§ **What you are asked to do**: Copy every line, leaving nothing out and adding nothing.

(Dataset entries)
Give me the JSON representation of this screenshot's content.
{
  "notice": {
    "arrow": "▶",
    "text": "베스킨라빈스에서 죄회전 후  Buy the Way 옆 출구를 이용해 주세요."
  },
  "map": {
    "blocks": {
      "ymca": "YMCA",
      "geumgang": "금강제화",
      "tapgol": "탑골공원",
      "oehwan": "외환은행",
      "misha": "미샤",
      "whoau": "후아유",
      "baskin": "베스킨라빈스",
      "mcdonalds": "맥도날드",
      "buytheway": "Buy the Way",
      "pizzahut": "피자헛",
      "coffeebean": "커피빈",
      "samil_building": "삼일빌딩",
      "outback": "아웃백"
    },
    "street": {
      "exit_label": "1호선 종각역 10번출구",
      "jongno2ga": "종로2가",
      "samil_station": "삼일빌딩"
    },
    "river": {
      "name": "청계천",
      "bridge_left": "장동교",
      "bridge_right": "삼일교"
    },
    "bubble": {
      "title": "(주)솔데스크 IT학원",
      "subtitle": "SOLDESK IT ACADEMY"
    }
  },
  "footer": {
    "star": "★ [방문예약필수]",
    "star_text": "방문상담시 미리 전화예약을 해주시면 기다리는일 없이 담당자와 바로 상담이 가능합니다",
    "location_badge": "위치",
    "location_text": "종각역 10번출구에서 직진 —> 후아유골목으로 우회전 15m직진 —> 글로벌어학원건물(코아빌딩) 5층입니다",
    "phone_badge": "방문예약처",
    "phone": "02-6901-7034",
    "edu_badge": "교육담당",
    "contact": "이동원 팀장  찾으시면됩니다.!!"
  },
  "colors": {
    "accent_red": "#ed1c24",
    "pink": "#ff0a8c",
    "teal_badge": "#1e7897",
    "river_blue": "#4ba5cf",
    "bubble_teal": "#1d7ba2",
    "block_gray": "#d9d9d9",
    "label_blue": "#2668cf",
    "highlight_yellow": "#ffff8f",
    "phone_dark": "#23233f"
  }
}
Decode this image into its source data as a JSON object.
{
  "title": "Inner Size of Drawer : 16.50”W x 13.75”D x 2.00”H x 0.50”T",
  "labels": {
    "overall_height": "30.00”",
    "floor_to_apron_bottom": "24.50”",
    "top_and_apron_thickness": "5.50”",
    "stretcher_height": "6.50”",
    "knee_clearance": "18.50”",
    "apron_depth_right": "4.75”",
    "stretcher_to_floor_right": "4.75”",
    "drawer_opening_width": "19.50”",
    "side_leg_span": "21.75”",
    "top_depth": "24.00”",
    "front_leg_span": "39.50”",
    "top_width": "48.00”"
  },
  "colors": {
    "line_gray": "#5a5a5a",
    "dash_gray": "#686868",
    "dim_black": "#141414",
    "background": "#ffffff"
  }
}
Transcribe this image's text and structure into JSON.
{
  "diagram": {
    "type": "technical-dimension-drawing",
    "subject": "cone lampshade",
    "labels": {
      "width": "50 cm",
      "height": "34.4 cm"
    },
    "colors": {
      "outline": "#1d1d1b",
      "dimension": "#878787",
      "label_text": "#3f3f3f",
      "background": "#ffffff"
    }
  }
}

§ **Response to this exercise**:
Give me the JSON representation of this screenshot's content.
{
  "notice": {
    "arrow": "▶",
    "text": "베스킨라빈스에서 죄회전 후  Buy the Way 옆 출구를 이용해 주세요."
  },
  "map": {
    "blocks": {
      "ymca": "YMCA",
      "geumgang": "금강제화",
      "tapgol": "탑골공원",
      "oehwan": "외환은행",
      "misha": "미샤",
      "whoau": "후아유",
      "baskin": "베스킨라빈스",
      "mcdonalds": "맥도날드",
      "buytheway": "Buy the Way",
      "pizzahut": "피자헛",
      "coffeebean": "커피빈",
      "samil_building": "삼일빌딩",
      "outback": "아웃백"
    },
    "street": {
      "exit_label": "1호선 종각역 10번출구",
      "jongno2ga": "종로2가",
      "samil_station": "삼일빌딩"
    },
    "river": {
      "name": "청계천",
      "bridge_left": "장동교",
      "bridge_right": "삼일교"
    },
    "bubble": {
      "title": "(주)솔데스크 IT학원",
      "subtitle": "SOLDESK IT ACADEMY"
    }
  },
  "footer": {
    "star": "★ [방문예약필수]",
    "star_text": "방문상담시 미리 전화예약을 해주시면 기다리는일 없이 담당자와 바로 상담이 가능합니다",
    "location_badge": "위치",
    "location_text": "종각역 10번출구에서 직진 —> 후아유골목으로 우회전 15m직진 —> 글로벌어학원건물(코아빌딩) 5층입니다",
    "phone_badge": "방문예약처",
    "phone": "02-6901-7034",
    "edu_badge": "교육담당",
    "contact": "이동원 팀장  찾으시면됩니다.!!"
  },
  "colors": {
    "accent_red": "#ed1c24",
    "pink": "#ff0a8c",
    "teal_badge": "#1e7897",
    "river_blue": "#4ba5cf",
    "bubble_teal": "#1d7ba2",
    "block_gray": "#d9d9d9",
    "label_blue": "#2668cf",
    "highlight_yellow": "#ffff8f",
    "phone_dark": "#23233f"
  }
}
Decode this image into its source data as a JSON object.
{
  "title": "Inner Size of Drawer : 16.50”W x 13.75”D x 2.00”H x 0.50”T",
  "labels": {
    "overall_height": "30.00”",
    "floor_to_apron_bottom": "24.50”",
    "top_and_apron_thickness": "5.50”",
    "stretcher_height": "6.50”",
    "knee_clearance": "18.50”",
    "apron_depth_right": "4.75”",
    "stretcher_to_floor_right": "4.75”",
    "drawer_opening_width": "19.50”",
    "side_leg_span": "21.75”",
    "top_depth": "24.00”",
    "front_leg_span": "39.50”",
    "top_width": "48.00”"
  },
  "colors": {
    "line_gray": "#5a5a5a",
    "dash_gray": "#686868",
    "dim_black": "#141414",
    "background": "#ffffff"
  }
}
Transcribe this image's text and structure into JSON.
{
  "diagram": {
    "type": "technical-dimension-drawing",
    "subject": "cone lampshade",
    "labels": {
      "width": "50 cm",
      "height": "34.4 cm"
    },
    "colors": {
      "outline": "#1d1d1b",
      "dimension": "#878787",
      "label_text": "#3f3f3f",
      "background": "#ffffff"
    }
  }
}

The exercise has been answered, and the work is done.